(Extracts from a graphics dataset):
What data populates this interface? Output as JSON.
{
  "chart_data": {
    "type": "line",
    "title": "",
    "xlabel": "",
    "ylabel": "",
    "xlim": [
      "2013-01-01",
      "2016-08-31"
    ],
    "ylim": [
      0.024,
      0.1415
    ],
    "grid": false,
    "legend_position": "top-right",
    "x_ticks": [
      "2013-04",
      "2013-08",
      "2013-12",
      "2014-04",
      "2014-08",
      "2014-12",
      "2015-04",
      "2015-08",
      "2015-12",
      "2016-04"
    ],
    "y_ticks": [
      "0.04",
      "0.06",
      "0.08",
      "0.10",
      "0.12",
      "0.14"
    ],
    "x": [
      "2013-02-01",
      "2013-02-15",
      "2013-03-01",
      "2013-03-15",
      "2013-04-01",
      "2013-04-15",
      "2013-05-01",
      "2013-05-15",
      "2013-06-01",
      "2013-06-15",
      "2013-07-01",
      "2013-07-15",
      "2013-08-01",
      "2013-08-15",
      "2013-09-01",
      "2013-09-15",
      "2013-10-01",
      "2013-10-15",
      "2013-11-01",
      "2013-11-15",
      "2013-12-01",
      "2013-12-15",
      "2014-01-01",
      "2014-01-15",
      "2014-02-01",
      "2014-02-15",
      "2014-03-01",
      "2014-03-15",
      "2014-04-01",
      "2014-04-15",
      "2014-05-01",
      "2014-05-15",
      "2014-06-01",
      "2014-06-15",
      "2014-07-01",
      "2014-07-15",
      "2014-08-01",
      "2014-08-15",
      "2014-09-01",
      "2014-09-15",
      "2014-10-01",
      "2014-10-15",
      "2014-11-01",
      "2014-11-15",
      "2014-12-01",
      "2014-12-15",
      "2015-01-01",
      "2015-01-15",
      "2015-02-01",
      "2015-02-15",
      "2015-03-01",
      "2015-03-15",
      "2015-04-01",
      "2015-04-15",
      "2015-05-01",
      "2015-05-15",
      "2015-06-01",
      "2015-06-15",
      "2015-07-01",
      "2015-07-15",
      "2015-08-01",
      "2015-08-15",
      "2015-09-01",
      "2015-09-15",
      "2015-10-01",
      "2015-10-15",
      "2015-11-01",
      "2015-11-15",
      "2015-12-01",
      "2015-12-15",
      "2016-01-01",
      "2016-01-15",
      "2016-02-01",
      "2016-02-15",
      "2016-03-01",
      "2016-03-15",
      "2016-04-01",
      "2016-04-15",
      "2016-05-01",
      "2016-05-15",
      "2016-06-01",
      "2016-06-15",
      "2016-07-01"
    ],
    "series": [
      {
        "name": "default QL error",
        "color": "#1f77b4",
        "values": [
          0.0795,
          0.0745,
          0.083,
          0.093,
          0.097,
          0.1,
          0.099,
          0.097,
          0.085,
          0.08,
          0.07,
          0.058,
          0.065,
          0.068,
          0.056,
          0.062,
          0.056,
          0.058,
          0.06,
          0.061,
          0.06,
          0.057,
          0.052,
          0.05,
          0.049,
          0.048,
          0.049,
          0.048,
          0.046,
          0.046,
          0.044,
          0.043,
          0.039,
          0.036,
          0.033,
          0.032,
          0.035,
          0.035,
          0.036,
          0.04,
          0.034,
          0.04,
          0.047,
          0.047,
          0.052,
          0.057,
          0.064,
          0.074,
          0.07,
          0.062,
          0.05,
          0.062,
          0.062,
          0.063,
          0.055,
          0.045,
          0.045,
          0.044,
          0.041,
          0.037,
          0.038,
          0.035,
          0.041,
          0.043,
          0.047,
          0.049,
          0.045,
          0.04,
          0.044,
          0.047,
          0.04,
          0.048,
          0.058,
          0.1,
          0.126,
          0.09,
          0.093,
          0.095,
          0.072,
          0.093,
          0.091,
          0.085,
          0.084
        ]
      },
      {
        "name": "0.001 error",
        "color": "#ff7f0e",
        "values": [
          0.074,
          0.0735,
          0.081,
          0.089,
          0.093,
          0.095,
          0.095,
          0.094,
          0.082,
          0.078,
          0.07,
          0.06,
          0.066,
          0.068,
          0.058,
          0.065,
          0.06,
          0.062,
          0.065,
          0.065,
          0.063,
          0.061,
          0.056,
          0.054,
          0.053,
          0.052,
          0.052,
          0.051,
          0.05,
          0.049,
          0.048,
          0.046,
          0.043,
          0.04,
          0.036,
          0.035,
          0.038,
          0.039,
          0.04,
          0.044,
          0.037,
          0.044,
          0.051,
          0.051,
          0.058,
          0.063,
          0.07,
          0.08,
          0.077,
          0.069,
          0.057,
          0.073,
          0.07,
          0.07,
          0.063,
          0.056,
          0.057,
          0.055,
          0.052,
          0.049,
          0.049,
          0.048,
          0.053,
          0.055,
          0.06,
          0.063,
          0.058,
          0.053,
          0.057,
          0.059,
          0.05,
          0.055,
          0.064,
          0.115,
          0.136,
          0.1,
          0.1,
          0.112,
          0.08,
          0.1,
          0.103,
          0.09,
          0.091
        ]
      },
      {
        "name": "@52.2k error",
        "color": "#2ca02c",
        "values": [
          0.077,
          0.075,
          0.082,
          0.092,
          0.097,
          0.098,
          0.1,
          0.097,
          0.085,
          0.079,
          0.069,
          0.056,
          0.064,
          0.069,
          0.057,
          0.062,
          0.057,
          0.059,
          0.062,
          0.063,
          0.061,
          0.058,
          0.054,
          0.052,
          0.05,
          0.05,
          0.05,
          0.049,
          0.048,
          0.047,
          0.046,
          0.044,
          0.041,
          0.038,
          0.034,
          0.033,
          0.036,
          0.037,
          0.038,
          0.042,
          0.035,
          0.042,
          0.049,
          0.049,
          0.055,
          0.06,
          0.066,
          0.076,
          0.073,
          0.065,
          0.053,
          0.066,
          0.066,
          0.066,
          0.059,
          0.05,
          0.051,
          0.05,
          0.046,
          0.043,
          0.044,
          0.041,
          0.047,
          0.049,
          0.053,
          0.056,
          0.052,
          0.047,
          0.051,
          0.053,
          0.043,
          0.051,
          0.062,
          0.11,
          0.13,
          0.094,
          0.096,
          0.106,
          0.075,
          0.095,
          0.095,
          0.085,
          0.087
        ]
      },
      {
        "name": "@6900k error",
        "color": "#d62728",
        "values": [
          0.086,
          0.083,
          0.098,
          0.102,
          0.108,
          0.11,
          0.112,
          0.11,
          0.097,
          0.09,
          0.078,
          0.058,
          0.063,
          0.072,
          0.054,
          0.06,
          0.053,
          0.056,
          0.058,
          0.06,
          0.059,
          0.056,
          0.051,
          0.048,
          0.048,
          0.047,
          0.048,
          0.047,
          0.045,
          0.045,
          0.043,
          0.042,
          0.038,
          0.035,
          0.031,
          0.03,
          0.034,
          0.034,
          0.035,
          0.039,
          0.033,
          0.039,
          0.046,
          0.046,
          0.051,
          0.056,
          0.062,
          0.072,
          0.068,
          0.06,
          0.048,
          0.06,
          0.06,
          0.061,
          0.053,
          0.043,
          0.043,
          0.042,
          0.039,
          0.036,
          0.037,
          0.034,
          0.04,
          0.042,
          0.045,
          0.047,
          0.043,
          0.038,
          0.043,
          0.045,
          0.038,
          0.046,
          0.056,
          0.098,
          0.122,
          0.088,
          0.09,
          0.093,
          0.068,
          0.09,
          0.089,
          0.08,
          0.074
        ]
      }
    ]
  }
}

(Task details):
Pick out each line in the material containing "color".

(Response to this task):
        "color": "#1f77b4",
        "color": "#ff7f0e",
        "color": "#2ca02c",
        "color": "#d62728",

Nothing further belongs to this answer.